DIRECTIVE
Please rewrite the data below with "elements" changed to "components" wherever it occurs, leaving everything else unchanged. Omit the pictures from your answer.

DATA ENTRIES

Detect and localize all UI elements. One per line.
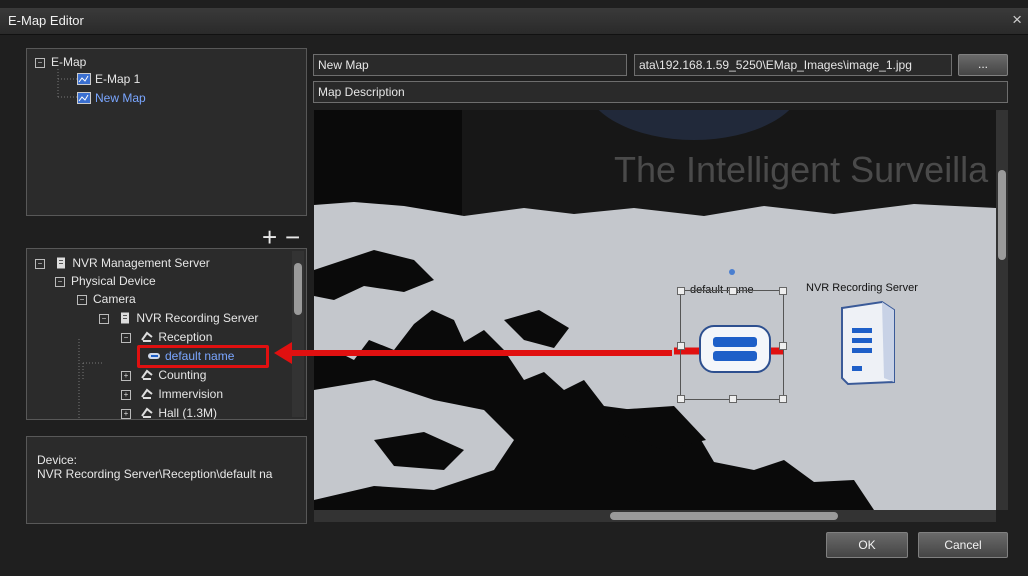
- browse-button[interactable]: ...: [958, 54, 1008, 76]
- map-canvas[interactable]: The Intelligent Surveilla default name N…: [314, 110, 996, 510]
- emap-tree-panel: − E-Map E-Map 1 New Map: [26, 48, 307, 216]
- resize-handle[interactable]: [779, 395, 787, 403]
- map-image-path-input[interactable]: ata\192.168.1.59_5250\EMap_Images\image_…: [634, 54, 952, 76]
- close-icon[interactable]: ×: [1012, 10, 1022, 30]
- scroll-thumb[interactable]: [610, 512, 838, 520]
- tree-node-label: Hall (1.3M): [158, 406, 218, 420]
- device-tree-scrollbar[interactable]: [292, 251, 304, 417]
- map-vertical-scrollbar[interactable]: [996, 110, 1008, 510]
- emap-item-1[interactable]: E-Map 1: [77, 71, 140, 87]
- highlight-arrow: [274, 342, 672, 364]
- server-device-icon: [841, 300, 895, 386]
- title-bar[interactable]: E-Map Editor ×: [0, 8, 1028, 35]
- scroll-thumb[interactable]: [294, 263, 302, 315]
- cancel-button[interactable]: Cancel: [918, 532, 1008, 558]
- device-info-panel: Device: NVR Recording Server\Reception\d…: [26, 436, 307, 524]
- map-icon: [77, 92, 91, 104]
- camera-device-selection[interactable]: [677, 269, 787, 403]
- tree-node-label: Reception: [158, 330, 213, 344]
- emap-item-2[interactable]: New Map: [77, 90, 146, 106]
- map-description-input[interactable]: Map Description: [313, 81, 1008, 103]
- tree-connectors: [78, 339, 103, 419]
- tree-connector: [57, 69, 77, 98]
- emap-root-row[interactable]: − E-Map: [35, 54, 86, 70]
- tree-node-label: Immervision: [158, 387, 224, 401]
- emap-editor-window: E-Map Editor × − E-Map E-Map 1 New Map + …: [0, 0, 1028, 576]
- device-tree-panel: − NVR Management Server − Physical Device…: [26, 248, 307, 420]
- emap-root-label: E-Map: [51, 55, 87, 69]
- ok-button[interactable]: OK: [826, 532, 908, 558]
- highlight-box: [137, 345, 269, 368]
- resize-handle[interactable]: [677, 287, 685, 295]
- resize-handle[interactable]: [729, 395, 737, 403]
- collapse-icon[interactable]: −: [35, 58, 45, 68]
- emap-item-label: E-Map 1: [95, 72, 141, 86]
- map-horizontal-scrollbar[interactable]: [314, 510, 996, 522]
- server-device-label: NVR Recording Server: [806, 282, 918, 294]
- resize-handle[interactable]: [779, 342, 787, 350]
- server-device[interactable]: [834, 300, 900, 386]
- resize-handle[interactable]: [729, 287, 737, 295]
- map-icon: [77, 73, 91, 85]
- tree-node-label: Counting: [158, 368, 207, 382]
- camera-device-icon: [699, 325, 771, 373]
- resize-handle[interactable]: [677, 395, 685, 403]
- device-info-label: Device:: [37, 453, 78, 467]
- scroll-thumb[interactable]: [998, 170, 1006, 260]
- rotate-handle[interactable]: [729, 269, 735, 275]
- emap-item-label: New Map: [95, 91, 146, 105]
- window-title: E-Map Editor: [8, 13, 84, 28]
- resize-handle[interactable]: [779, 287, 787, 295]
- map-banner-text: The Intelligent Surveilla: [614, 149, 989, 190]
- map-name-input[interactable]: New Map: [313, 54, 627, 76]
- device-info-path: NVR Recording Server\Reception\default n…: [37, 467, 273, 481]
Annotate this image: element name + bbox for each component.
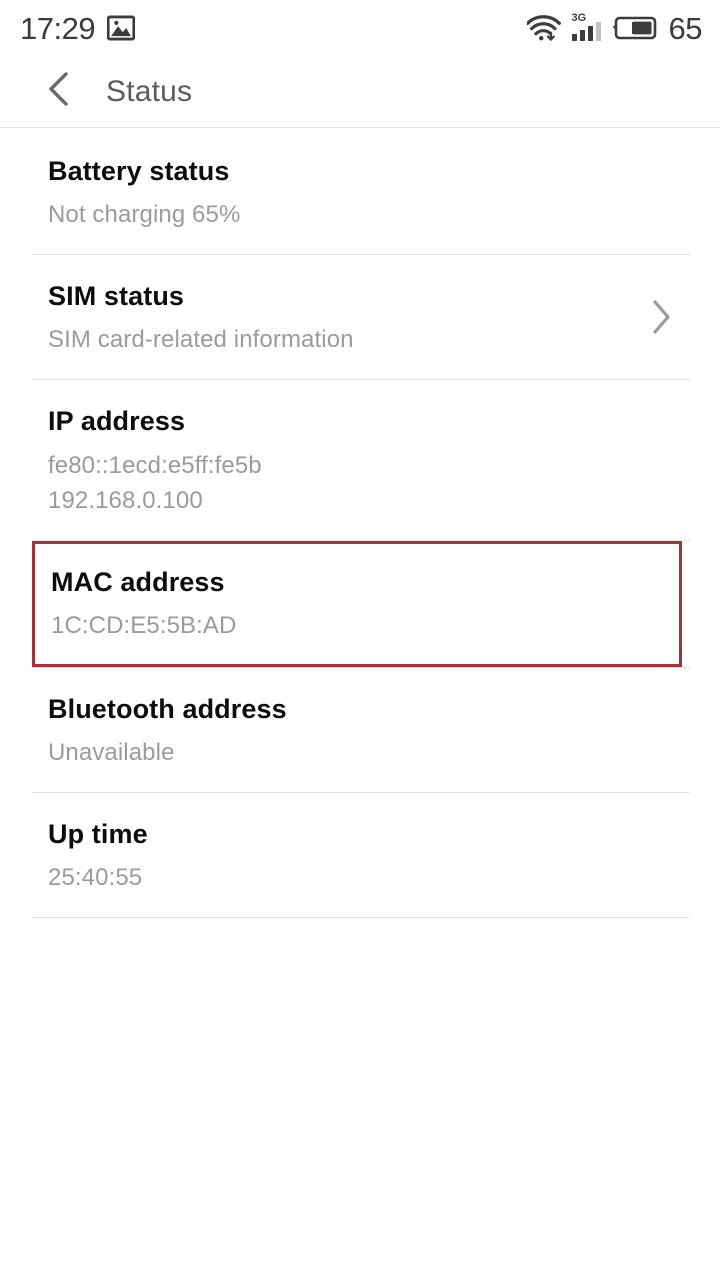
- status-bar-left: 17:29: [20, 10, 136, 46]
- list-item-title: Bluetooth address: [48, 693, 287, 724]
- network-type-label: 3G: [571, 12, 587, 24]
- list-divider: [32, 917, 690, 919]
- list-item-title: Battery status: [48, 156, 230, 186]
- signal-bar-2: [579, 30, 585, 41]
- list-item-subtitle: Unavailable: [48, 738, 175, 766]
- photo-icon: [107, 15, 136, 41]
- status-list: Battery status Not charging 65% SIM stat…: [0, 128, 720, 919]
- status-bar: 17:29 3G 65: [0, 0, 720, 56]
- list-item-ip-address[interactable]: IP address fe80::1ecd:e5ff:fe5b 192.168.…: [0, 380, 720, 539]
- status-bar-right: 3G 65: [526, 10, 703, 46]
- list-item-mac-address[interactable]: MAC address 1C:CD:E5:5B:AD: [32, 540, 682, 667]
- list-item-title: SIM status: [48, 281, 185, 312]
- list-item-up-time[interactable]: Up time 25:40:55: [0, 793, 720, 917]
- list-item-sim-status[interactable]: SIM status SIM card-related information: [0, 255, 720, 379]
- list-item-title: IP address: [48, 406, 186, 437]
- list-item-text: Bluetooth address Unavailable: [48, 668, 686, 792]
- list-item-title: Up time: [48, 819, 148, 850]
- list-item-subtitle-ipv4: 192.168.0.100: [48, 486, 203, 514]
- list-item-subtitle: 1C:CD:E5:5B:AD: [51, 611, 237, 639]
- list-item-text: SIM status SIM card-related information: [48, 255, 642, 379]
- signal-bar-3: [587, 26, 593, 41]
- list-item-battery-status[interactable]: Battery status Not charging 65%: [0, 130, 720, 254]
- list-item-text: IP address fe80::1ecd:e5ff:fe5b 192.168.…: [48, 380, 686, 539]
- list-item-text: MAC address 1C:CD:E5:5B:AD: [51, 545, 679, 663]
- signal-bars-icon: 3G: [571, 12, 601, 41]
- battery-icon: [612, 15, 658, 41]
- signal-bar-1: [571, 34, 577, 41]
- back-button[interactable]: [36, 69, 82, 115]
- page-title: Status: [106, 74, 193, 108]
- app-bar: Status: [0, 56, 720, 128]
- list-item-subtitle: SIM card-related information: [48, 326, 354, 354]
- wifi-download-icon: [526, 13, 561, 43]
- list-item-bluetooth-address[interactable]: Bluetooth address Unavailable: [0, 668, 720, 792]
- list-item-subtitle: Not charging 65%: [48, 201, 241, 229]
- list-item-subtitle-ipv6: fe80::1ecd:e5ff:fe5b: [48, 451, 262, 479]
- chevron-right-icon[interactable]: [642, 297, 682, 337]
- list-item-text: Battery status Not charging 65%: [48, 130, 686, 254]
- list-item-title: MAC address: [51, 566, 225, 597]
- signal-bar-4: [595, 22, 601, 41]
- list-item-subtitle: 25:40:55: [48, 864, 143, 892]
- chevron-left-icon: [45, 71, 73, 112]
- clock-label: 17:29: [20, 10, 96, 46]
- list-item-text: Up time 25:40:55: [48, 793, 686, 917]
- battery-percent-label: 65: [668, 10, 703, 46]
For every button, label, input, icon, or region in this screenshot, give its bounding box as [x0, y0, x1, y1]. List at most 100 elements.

THE OUTPUT
Detect and localize all UI components. One per line.
- browse-button[interactable]: ...: [958, 54, 1008, 76]
- map-canvas[interactable]: The Intelligent Surveilla default name N…: [314, 110, 996, 510]
- emap-tree-panel: − E-Map E-Map 1 New Map: [26, 48, 307, 216]
- resize-handle[interactable]: [779, 395, 787, 403]
- map-image-path-input[interactable]: ata\192.168.1.59_5250\EMap_Images\image_…: [634, 54, 952, 76]
- close-icon[interactable]: ×: [1012, 10, 1022, 30]
- scroll-thumb[interactable]: [610, 512, 838, 520]
- tree-node-label: Hall (1.3M): [158, 406, 218, 420]
- device-tree-scrollbar[interactable]: [292, 251, 304, 417]
- map-vertical-scrollbar[interactable]: [996, 110, 1008, 510]
- emap-item-1[interactable]: E-Map 1: [77, 71, 140, 87]
- highlight-arrow: [274, 342, 672, 364]
- server-device-icon: [841, 300, 895, 386]
- title-bar[interactable]: E-Map Editor ×: [0, 8, 1028, 35]
- scroll-thumb[interactable]: [294, 263, 302, 315]
- cancel-button[interactable]: Cancel: [918, 532, 1008, 558]
- device-info-panel: Device: NVR Recording Server\Reception\d…: [26, 436, 307, 524]
- map-icon: [77, 92, 91, 104]
- camera-device-selection[interactable]: [677, 269, 787, 403]
- tree-node-label: Reception: [158, 330, 213, 344]
- emap-item-2[interactable]: New Map: [77, 90, 146, 106]
- map-description-input[interactable]: Map Description: [313, 81, 1008, 103]
- tree-connectors: [78, 339, 103, 419]
- tree-connector: [57, 69, 77, 98]
- emap-root-row[interactable]: − E-Map: [35, 54, 86, 70]
- tree-node-label: Immervision: [158, 387, 224, 401]
- emap-editor-window: E-Map Editor × − E-Map E-Map 1 New Map + …: [0, 0, 1028, 576]
- device-tree-panel: − NVR Management Server − Physical Device…: [26, 248, 307, 420]
- emap-root-label: E-Map: [51, 55, 87, 69]
- ok-button[interactable]: OK: [826, 532, 908, 558]
- highlight-box: [137, 345, 269, 368]
- resize-handle[interactable]: [677, 287, 685, 295]
- resize-handle[interactable]: [729, 395, 737, 403]
- collapse-icon[interactable]: −: [35, 58, 45, 68]
- emap-item-label: E-Map 1: [95, 72, 141, 86]
- map-horizontal-scrollbar[interactable]: [314, 510, 996, 522]
- server-device-label: NVR Recording Server: [806, 282, 918, 294]
- resize-handle[interactable]: [779, 342, 787, 350]
- server-device[interactable]: [834, 300, 900, 386]
- resize-handle[interactable]: [729, 287, 737, 295]
- map-icon: [77, 73, 91, 85]
- tree-node-label: Counting: [158, 368, 207, 382]
- camera-device-icon: [699, 325, 771, 373]
- resize-handle[interactable]: [677, 395, 685, 403]
- device-info-label: Device:: [37, 453, 78, 467]
- scroll-thumb[interactable]: [998, 170, 1006, 260]
- rotate-handle[interactable]: [729, 269, 735, 275]
- emap-item-label: New Map: [95, 91, 146, 105]
- window-title: E-Map Editor: [8, 13, 84, 28]
- resize-handle[interactable]: [779, 287, 787, 295]
- map-banner-text: The Intelligent Surveilla: [614, 149, 989, 190]
- map-name-input[interactable]: New Map: [313, 54, 627, 76]
- device-info-path: NVR Recording Server\Reception\default n…: [37, 467, 273, 481]
Annotate this image: element name + bbox for each component.
- status-bar-left: 17:29: [20, 10, 136, 46]
- list-item-title: Bluetooth address: [48, 693, 287, 724]
- network-type-label: 3G: [571, 12, 587, 24]
- list-divider: [32, 917, 690, 919]
- list-item-title: Battery status: [48, 156, 230, 186]
- signal-bar-2: [579, 30, 585, 41]
- list-item-subtitle: Unavailable: [48, 738, 175, 766]
- photo-icon: [107, 15, 136, 41]
- status-list: Battery status Not charging 65% SIM stat…: [0, 128, 720, 919]
- status-bar: 17:29 3G 65: [0, 0, 720, 56]
- list-item-ip-address[interactable]: IP address fe80::1ecd:e5ff:fe5b 192.168.…: [0, 380, 720, 539]
- status-bar-right: 3G 65: [526, 10, 703, 46]
- list-item-mac-address[interactable]: MAC address 1C:CD:E5:5B:AD: [32, 540, 682, 667]
- list-item-title: SIM status: [48, 281, 185, 312]
- list-item-up-time[interactable]: Up time 25:40:55: [0, 793, 720, 917]
- list-item-sim-status[interactable]: SIM status SIM card-related information: [0, 255, 720, 379]
- list-item-title: IP address: [48, 406, 186, 437]
- list-item-text: Bluetooth address Unavailable: [48, 668, 686, 792]
- list-item-title: Up time: [48, 819, 148, 850]
- list-item-subtitle-ipv4: 192.168.0.100: [48, 486, 203, 514]
- list-item-subtitle: 1C:CD:E5:5B:AD: [51, 611, 237, 639]
- list-item-text: SIM status SIM card-related information: [48, 255, 642, 379]
- signal-bar-3: [587, 26, 593, 41]
- list-item-battery-status[interactable]: Battery status Not charging 65%: [0, 130, 720, 254]
- list-item-text: IP address fe80::1ecd:e5ff:fe5b 192.168.…: [48, 380, 686, 539]
- list-item-text: MAC address 1C:CD:E5:5B:AD: [51, 545, 679, 663]
- signal-bars-icon: 3G: [571, 12, 601, 41]
- battery-icon: [612, 15, 658, 41]
- signal-bar-1: [571, 34, 577, 41]
- back-button[interactable]: [36, 69, 82, 115]
- page-title: Status: [106, 74, 193, 108]
- app-bar: Status: [0, 56, 720, 128]
- list-item-subtitle: SIM card-related information: [48, 326, 354, 354]
- wifi-download-icon: [526, 13, 561, 43]
- list-item-bluetooth-address[interactable]: Bluetooth address Unavailable: [0, 668, 720, 792]
- list-item-subtitle: Not charging 65%: [48, 201, 241, 229]
- list-item-subtitle-ipv6: fe80::1ecd:e5ff:fe5b: [48, 451, 262, 479]
- chevron-right-icon[interactable]: [642, 297, 682, 337]
- list-item-text: Battery status Not charging 65%: [48, 130, 686, 254]
- list-item-title: MAC address: [51, 566, 225, 597]
- signal-bar-4: [595, 22, 601, 41]
- list-item-subtitle: 25:40:55: [48, 864, 143, 892]
- chevron-left-icon: [45, 71, 73, 112]
- clock-label: 17:29: [20, 10, 96, 46]
- list-item-text: Up time 25:40:55: [48, 793, 686, 917]
- battery-percent-label: 65: [668, 10, 703, 46]
For every button, label, input, icon, or region in this screenshot, give its bounding box as [x0, y0, x1, y1]. List at most 100 components.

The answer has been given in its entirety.